▶ **WRITTEN INSTRUCTION**:
Go through the data below. List every line that holds the word "name".

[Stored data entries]
________________________________________

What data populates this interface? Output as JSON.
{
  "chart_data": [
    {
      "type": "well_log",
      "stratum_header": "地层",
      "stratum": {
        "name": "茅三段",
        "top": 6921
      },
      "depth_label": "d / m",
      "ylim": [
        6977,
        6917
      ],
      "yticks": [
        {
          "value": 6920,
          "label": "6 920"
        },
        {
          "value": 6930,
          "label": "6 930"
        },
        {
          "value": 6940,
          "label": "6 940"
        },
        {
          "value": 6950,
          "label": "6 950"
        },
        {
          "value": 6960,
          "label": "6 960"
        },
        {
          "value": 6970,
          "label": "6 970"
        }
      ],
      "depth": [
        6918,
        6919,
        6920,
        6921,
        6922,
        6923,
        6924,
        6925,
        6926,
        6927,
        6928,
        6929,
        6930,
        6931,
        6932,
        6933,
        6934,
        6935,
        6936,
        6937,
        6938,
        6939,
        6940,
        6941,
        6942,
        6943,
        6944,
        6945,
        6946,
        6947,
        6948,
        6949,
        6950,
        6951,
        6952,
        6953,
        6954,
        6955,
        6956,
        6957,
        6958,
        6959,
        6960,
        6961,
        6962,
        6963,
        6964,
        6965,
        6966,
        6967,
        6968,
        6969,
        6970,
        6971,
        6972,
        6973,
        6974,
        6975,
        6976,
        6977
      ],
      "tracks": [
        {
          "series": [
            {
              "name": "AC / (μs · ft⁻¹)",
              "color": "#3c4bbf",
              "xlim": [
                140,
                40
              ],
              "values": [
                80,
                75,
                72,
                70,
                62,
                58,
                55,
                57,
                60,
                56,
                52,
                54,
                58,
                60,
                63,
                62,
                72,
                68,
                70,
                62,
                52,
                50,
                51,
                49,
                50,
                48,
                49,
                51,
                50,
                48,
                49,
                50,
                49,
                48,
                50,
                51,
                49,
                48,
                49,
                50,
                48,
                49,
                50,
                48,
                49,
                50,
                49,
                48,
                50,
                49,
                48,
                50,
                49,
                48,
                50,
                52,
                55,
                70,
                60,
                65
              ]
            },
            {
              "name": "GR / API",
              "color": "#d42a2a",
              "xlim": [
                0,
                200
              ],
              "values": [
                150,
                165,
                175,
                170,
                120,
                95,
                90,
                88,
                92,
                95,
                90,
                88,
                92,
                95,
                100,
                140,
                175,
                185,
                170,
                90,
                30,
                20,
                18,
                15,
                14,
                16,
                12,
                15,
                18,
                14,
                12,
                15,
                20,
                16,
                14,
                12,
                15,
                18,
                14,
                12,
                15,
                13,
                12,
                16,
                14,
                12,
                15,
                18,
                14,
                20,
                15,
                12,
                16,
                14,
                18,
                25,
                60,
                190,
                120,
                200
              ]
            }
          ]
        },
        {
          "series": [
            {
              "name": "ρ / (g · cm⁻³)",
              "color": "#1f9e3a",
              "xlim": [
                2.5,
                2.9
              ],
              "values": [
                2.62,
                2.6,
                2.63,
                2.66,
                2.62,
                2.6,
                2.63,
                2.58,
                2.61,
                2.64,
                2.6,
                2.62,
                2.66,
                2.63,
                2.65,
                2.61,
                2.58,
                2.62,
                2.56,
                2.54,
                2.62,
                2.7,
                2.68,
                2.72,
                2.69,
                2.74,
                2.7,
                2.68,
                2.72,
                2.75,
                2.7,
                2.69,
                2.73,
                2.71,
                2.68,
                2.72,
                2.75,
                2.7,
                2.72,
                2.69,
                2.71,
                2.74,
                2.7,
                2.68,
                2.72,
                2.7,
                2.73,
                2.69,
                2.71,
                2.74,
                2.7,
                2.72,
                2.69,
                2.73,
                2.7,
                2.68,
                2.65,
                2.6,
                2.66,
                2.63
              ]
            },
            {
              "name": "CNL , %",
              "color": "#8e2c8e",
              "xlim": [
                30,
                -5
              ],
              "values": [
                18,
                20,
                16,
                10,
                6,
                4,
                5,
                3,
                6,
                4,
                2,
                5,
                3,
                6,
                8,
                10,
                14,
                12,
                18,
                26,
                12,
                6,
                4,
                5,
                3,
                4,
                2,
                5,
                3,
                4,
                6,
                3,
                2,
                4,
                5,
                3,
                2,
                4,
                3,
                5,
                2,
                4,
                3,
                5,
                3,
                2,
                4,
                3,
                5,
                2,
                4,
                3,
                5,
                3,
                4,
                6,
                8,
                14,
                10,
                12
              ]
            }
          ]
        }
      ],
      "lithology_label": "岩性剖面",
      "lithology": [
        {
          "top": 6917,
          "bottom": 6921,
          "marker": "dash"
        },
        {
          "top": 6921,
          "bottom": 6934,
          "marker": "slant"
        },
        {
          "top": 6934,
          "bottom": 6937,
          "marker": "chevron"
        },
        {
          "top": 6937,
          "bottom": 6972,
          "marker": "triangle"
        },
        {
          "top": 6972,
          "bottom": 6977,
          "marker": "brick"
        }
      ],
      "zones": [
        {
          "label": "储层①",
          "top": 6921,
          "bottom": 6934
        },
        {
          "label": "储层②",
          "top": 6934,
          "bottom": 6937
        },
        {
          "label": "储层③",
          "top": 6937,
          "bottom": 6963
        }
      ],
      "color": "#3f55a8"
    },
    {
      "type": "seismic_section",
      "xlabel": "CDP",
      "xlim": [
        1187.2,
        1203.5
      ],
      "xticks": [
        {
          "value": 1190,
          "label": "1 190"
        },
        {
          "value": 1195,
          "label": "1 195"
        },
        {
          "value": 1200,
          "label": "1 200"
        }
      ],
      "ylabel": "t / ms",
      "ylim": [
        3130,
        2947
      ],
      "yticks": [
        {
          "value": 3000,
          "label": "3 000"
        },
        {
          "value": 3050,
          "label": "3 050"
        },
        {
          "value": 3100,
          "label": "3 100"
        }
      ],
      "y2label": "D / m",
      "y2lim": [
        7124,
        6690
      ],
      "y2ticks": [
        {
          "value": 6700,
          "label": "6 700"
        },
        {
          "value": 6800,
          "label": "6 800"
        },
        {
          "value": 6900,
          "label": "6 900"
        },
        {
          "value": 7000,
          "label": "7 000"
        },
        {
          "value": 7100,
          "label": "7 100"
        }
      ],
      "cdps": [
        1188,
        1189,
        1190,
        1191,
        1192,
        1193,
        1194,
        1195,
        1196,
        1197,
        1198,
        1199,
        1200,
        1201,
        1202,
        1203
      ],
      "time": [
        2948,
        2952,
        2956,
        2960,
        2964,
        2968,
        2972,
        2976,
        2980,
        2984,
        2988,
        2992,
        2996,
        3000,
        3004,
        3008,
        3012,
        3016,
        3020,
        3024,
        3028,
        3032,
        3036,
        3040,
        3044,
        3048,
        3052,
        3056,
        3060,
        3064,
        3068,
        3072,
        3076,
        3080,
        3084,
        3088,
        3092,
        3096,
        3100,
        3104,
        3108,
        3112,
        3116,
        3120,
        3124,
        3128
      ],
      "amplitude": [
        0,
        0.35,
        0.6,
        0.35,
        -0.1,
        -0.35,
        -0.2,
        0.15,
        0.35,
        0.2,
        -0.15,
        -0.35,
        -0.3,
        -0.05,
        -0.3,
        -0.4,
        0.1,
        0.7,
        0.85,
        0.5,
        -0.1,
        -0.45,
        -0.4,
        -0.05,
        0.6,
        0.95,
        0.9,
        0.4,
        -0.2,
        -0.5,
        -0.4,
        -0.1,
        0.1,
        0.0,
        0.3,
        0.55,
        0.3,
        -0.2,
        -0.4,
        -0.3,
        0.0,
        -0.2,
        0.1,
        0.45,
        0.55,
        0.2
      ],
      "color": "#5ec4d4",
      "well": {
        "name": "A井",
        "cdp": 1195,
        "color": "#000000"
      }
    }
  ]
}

________________________________________

▶ **CORRECT RESULT**:
        "name": "茅三段",
              "name": "AC / (μs · ft⁻¹)",
              "name": "GR / API",
              "name": "ρ / (g · cm⁻³)",
              "name": "CNL , %",
        "name": "A井",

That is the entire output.